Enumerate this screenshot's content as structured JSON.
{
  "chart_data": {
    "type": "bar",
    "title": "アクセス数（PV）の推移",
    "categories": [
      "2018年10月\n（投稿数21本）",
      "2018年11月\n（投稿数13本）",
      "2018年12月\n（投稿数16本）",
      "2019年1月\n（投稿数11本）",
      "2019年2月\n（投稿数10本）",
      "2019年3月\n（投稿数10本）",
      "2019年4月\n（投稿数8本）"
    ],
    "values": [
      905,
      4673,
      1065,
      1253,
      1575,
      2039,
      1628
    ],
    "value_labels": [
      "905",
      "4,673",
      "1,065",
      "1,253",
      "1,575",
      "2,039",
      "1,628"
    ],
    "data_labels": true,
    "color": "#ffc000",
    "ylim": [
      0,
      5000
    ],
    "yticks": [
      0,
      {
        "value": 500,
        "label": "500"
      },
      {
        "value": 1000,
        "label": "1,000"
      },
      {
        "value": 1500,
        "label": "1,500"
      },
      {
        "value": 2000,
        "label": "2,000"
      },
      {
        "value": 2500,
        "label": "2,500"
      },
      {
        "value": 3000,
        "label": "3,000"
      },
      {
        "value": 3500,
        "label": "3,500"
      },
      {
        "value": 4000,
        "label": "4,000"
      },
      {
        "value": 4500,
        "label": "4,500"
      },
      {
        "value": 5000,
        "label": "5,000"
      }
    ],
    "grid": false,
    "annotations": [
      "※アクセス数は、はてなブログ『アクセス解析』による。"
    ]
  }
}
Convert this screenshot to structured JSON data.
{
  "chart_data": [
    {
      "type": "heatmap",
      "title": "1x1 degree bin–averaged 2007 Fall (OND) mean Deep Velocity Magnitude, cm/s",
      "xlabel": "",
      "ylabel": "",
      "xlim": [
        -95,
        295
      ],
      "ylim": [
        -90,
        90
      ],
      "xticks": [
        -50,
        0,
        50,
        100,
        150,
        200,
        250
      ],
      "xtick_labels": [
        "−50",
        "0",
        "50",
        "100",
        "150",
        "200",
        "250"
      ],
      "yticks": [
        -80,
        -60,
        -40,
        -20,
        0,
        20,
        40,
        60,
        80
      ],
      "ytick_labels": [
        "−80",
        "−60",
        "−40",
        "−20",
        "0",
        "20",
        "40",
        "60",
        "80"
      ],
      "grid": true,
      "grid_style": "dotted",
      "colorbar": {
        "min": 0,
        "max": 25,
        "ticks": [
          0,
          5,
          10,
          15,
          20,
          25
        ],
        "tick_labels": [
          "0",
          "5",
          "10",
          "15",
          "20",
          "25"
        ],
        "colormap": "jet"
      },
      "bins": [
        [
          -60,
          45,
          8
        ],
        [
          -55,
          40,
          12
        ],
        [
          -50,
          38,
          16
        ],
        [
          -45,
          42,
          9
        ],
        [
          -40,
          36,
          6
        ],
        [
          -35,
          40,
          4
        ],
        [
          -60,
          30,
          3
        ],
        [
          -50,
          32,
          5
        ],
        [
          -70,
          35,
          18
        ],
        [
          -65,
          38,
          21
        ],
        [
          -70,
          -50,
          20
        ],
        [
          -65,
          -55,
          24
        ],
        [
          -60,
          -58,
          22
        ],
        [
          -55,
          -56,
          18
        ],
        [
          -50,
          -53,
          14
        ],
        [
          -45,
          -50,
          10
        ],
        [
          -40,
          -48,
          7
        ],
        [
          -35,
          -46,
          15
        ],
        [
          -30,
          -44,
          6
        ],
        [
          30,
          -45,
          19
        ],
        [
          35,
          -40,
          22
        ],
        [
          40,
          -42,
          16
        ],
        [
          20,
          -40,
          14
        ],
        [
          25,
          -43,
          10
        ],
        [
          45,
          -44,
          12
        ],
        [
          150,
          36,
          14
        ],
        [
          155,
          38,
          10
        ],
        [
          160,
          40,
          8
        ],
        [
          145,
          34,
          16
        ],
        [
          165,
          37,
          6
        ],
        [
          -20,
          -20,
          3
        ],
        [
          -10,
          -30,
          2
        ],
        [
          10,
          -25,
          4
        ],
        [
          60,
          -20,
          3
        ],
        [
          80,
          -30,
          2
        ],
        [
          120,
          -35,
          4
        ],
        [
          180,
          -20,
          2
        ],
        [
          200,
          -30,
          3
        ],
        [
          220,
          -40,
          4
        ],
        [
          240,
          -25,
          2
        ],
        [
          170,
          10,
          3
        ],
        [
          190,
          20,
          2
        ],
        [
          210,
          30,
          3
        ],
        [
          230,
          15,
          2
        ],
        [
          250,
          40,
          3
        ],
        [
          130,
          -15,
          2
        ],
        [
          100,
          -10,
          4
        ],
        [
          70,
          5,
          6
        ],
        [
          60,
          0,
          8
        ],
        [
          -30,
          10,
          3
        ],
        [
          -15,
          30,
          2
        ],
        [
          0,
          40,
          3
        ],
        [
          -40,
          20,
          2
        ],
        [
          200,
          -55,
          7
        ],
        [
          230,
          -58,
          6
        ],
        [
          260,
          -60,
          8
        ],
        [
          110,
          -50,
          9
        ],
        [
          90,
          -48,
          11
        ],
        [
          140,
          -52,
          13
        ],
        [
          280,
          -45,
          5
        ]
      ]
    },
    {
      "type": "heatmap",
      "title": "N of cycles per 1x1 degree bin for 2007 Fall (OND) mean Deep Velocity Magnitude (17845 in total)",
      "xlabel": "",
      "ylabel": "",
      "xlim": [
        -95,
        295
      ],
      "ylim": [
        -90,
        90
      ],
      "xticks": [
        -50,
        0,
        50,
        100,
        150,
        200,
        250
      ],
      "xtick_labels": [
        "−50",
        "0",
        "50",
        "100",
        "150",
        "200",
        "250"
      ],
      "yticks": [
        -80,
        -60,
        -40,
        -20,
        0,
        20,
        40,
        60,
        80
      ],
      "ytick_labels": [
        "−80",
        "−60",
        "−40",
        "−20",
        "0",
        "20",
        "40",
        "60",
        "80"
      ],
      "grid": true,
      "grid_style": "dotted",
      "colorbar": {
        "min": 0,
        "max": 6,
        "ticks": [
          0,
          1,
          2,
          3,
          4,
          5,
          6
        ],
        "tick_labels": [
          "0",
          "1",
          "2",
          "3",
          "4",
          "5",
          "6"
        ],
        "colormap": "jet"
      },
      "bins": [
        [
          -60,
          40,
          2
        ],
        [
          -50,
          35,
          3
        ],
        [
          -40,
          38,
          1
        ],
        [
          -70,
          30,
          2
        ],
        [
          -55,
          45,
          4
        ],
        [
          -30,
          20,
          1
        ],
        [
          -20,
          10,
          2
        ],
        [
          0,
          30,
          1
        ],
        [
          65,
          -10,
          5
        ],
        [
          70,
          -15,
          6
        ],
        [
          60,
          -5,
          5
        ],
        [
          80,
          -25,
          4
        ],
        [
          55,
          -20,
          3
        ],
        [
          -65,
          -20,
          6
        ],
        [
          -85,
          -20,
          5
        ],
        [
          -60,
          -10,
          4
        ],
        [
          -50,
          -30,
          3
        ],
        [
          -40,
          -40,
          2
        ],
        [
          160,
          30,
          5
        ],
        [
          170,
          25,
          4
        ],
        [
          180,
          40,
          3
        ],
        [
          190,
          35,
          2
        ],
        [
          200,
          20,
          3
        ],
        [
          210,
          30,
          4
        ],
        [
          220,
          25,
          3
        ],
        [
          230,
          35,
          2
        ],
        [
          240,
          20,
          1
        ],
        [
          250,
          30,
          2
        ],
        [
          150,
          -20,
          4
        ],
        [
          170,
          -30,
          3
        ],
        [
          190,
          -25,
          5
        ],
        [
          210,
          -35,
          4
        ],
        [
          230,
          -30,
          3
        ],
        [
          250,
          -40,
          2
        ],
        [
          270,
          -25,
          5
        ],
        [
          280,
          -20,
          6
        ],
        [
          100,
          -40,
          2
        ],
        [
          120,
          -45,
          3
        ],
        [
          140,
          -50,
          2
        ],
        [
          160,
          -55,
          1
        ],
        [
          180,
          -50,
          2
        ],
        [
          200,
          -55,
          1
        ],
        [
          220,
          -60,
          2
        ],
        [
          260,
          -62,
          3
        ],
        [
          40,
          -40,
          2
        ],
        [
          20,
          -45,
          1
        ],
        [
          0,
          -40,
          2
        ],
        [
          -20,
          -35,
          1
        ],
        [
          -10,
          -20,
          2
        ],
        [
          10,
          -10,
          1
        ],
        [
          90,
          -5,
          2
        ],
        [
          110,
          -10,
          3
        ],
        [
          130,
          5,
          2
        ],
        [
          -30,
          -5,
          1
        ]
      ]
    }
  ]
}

# TASK PROMPT
Write down the number of lines where the word "Deep" appears, and nothing further.

# ANSWER IN FULL
2